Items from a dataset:
# # # # #

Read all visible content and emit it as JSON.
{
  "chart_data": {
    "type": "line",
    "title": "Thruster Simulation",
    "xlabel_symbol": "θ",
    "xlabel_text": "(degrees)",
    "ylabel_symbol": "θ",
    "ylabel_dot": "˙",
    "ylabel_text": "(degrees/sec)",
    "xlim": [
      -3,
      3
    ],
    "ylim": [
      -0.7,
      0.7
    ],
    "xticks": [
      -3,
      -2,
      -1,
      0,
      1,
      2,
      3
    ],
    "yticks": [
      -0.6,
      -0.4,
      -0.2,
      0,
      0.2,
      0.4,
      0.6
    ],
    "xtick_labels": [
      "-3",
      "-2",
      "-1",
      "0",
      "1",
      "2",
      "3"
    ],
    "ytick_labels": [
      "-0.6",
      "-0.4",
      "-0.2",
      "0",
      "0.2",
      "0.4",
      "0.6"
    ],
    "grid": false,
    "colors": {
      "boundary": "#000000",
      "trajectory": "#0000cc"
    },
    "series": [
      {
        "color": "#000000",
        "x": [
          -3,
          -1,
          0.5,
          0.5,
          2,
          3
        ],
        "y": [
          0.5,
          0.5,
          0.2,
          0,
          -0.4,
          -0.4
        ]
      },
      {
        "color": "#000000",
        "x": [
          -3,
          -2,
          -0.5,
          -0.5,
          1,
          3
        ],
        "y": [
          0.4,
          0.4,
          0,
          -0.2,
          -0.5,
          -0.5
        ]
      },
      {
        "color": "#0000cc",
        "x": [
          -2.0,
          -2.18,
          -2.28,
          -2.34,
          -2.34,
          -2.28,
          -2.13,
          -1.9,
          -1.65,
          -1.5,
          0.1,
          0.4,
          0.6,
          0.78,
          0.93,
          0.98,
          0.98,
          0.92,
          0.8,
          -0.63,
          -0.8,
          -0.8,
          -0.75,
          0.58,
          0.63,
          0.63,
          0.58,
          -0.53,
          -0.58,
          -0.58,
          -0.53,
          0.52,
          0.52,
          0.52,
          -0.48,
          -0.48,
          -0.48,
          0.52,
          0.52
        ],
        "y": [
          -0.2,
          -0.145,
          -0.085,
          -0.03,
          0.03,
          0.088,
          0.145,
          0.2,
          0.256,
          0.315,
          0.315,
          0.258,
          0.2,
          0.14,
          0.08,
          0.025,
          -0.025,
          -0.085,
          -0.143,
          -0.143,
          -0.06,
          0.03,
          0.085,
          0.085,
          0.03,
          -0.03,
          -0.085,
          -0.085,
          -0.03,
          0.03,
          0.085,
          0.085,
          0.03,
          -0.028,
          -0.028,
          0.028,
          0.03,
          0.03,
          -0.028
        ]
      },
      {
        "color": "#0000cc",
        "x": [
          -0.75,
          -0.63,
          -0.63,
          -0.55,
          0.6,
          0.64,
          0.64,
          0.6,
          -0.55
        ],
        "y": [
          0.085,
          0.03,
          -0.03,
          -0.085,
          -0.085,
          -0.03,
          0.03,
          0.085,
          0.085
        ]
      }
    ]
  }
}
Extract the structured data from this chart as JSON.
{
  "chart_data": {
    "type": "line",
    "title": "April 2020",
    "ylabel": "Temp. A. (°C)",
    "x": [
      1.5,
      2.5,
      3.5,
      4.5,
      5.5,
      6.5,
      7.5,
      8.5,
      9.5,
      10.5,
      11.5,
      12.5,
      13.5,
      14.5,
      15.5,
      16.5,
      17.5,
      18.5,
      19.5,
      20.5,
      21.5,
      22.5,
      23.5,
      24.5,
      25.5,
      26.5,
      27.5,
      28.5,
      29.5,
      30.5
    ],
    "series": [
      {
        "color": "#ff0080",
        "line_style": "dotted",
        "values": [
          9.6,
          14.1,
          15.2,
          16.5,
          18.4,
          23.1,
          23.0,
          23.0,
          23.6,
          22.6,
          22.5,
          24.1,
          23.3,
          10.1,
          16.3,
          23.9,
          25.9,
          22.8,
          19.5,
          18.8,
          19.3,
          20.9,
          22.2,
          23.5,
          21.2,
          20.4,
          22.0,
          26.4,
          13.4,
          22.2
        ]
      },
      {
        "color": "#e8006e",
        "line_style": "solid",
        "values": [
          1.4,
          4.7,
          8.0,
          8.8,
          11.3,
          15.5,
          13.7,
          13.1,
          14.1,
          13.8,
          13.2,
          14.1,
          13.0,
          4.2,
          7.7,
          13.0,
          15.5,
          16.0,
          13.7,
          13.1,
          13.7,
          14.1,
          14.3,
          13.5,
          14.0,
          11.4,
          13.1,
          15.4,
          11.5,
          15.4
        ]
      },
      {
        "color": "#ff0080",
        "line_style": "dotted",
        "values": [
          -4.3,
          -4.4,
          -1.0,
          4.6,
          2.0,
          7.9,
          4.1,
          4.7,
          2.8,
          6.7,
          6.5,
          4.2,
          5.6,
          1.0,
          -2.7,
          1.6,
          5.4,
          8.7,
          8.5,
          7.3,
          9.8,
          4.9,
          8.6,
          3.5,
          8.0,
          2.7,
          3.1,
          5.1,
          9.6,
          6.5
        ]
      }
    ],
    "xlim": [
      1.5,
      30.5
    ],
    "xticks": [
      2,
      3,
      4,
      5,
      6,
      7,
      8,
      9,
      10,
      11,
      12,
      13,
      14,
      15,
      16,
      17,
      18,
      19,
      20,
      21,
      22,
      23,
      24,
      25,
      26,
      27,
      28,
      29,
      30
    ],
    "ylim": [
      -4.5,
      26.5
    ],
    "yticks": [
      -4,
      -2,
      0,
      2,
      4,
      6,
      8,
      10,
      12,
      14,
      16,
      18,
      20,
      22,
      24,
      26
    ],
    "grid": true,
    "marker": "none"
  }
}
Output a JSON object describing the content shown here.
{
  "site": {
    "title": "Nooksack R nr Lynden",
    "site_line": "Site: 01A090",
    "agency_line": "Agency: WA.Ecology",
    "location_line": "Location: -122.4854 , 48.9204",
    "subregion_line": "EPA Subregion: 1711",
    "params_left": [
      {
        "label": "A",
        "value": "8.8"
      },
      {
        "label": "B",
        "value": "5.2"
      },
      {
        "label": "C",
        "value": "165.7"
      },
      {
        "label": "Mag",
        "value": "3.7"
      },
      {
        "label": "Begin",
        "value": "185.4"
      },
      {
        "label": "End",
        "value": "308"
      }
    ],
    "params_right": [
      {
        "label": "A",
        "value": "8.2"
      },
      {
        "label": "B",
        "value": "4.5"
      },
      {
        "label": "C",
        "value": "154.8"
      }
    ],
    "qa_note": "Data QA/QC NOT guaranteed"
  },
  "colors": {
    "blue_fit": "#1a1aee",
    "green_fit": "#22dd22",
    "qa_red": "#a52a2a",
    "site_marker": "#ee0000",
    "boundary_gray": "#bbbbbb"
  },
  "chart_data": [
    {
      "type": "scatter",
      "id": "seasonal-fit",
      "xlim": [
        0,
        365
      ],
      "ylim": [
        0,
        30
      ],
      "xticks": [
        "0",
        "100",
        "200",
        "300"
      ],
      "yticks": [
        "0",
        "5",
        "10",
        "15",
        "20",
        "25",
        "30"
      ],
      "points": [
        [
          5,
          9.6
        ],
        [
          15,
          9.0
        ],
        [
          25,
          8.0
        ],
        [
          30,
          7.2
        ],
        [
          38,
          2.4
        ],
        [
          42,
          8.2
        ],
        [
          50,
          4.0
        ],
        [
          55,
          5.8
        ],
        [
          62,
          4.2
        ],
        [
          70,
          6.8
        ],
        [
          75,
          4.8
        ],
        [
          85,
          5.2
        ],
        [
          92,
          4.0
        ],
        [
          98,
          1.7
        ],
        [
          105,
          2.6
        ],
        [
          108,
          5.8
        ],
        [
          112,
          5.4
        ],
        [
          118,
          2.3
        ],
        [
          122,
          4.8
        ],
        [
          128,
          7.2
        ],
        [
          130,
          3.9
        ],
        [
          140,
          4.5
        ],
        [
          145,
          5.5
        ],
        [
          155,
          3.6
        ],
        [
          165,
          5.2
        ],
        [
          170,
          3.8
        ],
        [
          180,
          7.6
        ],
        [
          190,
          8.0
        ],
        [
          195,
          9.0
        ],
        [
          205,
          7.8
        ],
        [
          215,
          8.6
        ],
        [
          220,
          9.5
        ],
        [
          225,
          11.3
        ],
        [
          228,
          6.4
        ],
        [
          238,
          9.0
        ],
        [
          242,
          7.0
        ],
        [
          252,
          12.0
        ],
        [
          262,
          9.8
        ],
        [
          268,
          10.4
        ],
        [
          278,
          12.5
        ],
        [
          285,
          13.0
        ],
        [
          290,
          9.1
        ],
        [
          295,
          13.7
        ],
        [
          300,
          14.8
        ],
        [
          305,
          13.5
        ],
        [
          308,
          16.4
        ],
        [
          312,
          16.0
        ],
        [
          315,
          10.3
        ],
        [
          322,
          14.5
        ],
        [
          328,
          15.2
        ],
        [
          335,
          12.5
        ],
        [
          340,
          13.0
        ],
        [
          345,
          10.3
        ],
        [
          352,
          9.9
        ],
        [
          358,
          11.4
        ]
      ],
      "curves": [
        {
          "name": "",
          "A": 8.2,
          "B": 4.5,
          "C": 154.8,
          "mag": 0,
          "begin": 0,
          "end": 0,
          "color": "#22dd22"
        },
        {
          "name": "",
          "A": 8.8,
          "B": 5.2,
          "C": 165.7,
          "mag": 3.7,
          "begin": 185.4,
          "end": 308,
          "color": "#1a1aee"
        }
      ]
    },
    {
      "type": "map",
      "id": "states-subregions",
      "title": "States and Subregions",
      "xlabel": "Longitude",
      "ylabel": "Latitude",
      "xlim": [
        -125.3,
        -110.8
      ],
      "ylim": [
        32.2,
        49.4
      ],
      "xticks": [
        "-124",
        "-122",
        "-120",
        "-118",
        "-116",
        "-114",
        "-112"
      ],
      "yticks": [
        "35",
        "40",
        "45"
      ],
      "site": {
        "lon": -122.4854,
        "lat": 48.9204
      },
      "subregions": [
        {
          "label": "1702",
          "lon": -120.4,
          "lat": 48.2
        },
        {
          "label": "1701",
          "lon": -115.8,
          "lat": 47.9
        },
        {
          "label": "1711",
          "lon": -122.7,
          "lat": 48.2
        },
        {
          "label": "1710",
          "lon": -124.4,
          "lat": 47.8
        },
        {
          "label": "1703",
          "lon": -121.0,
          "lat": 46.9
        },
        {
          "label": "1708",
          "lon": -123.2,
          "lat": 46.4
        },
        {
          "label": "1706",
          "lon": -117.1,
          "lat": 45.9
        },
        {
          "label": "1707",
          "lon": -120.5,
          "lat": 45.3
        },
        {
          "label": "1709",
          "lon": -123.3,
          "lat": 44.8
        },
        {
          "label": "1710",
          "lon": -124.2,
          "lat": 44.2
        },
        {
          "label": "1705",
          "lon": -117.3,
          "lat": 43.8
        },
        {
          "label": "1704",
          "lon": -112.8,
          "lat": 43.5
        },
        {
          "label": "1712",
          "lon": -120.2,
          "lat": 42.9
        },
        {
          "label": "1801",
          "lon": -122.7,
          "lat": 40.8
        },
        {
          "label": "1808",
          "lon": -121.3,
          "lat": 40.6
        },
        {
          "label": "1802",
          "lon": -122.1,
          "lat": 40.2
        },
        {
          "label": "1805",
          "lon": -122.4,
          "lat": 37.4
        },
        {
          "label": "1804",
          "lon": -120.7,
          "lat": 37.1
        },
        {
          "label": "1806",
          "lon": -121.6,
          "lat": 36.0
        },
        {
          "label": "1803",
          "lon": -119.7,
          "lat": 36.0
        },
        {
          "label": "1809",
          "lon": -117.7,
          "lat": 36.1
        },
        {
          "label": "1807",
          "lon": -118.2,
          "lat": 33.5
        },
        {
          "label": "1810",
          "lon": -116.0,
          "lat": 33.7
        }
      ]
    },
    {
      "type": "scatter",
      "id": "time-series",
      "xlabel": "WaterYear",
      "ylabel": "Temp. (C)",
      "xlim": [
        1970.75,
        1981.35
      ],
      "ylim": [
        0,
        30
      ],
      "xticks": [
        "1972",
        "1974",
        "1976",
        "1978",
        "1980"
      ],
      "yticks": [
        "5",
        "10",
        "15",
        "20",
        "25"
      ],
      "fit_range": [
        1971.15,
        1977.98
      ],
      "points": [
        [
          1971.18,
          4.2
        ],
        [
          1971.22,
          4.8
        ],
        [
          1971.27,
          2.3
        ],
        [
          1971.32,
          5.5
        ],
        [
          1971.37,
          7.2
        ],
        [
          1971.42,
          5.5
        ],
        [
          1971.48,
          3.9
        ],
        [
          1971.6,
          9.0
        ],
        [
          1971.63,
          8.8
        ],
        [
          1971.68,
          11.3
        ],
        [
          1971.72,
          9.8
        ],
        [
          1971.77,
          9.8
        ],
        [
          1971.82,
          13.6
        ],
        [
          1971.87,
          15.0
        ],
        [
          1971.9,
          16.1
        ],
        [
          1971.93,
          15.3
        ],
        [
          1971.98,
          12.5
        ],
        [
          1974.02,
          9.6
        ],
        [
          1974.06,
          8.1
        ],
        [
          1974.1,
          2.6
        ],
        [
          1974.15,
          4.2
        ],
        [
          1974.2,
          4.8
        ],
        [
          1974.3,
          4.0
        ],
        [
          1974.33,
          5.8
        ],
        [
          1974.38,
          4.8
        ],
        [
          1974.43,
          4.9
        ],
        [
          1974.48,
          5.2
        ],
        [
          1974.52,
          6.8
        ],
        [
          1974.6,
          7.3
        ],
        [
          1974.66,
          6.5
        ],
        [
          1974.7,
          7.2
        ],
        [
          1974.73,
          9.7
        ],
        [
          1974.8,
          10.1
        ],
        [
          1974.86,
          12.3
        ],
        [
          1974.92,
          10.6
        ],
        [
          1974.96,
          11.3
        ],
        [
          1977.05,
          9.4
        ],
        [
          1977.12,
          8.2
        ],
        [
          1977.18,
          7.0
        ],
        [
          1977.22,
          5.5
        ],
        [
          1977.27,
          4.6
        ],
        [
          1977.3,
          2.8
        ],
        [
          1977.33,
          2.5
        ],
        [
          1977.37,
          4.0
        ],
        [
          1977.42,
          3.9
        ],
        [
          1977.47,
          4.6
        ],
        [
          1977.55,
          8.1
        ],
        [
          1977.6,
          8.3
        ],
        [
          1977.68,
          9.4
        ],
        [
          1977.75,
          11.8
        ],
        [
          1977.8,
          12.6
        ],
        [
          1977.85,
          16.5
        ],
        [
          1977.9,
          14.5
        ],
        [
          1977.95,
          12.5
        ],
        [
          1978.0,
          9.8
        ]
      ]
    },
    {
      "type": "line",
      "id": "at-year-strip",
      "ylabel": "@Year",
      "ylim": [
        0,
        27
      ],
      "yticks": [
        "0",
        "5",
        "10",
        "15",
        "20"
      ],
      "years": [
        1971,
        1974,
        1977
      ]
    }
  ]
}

# # # # #

The task:
Go through the material above and copy each line that has the word "title".

Finished answer:
    "title": "Thruster Simulation",
    "title": "April 2020",
    "title": "Nooksack R nr Lynden",
      "title": "States and Subregions",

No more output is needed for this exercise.